● Task objective
Copy every record below exactly as written, but leave out the pictures.
>> START Provided records
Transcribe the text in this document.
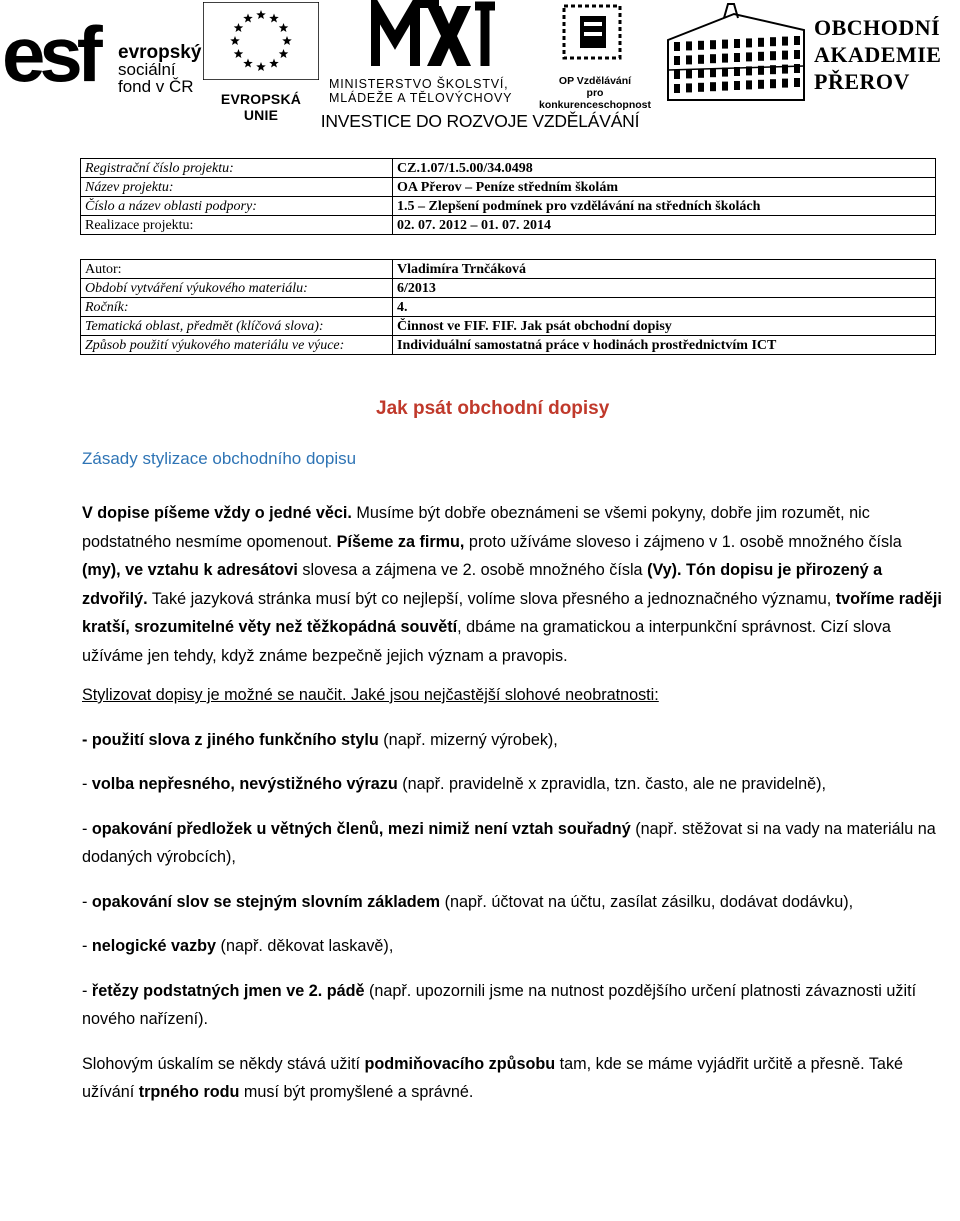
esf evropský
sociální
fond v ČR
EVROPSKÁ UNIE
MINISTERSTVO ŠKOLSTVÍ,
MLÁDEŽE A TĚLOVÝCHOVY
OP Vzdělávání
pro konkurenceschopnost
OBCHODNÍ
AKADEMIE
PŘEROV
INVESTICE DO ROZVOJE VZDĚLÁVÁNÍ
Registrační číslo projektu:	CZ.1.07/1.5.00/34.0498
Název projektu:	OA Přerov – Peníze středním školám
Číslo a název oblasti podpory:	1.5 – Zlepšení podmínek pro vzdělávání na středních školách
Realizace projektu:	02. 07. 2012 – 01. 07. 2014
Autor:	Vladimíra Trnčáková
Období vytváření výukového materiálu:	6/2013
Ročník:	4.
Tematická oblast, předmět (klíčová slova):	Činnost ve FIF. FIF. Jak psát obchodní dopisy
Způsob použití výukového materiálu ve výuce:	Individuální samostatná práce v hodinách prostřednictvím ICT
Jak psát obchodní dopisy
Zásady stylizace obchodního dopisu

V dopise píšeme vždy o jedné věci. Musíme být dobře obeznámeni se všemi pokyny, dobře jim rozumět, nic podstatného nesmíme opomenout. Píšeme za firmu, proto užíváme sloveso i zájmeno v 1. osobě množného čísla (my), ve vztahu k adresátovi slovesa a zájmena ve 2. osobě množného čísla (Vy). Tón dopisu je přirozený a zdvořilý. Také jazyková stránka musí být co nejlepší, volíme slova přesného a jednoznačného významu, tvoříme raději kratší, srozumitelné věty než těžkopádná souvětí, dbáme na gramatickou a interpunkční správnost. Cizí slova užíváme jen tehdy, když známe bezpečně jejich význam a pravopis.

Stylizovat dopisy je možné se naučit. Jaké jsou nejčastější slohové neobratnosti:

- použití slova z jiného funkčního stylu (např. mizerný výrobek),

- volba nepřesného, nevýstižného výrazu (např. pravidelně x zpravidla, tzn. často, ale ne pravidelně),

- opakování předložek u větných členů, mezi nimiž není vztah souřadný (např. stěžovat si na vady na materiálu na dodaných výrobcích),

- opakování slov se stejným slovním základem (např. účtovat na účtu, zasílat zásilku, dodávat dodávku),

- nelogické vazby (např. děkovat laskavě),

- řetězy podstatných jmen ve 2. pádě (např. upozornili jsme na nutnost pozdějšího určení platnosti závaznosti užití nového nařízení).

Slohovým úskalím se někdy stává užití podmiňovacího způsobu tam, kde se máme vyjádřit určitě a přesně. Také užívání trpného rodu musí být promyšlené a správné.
>> END Provided records
● Response below
Transcribe the text in this document.
esf evropský
sociální
fond v ČR
EVROPSKÁ UNIE
MINISTERSTVO ŠKOLSTVÍ,
MLÁDEŽE A TĚLOVÝCHOVY
OP Vzdělávání
pro konkurenceschopnost
OBCHODNÍ
AKADEMIE
PŘEROV
INVESTICE DO ROZVOJE VZDĚLÁVÁNÍ
Registrační číslo projektu:	CZ.1.07/1.5.00/34.0498
Název projektu:	OA Přerov – Peníze středním školám
Číslo a název oblasti podpory:	1.5 – Zlepšení podmínek pro vzdělávání na středních školách
Realizace projektu:	02. 07. 2012 – 01. 07. 2014
Autor:	Vladimíra Trnčáková
Období vytváření výukového materiálu:	6/2013
Ročník:	4.
Tematická oblast, předmět (klíčová slova):	Činnost ve FIF. FIF. Jak psát obchodní dopisy
Způsob použití výukového materiálu ve výuce:	Individuální samostatná práce v hodinách prostřednictvím ICT
Jak psát obchodní dopisy
Zásady stylizace obchodního dopisu

V dopise píšeme vždy o jedné věci. Musíme být dobře obeznámeni se všemi pokyny, dobře jim rozumět, nic podstatného nesmíme opomenout. Píšeme za firmu, proto užíváme sloveso i zájmeno v 1. osobě množného čísla (my), ve vztahu k adresátovi slovesa a zájmena ve 2. osobě množného čísla (Vy). Tón dopisu je přirozený a zdvořilý. Také jazyková stránka musí být co nejlepší, volíme slova přesného a jednoznačného významu, tvoříme raději kratší, srozumitelné věty než těžkopádná souvětí, dbáme na gramatickou a interpunkční správnost. Cizí slova užíváme jen tehdy, když známe bezpečně jejich význam a pravopis.

Stylizovat dopisy je možné se naučit. Jaké jsou nejčastější slohové neobratnosti:

- použití slova z jiného funkčního stylu (např. mizerný výrobek),

- volba nepřesného, nevýstižného výrazu (např. pravidelně x zpravidla, tzn. často, ale ne pravidelně),

- opakování předložek u větných členů, mezi nimiž není vztah souřadný (např. stěžovat si na vady na materiálu na dodaných výrobcích),

- opakování slov se stejným slovním základem (např. účtovat na účtu, zasílat zásilku, dodávat dodávku),

- nelogické vazby (např. děkovat laskavě),

- řetězy podstatných jmen ve 2. pádě (např. upozornili jsme na nutnost pozdějšího určení platnosti závaznosti užití nového nařízení).

Slohovým úskalím se někdy stává užití podmiňovacího způsobu tam, kde se máme vyjádřit určitě a přesně. Také užívání trpného rodu musí být promyšlené a správné.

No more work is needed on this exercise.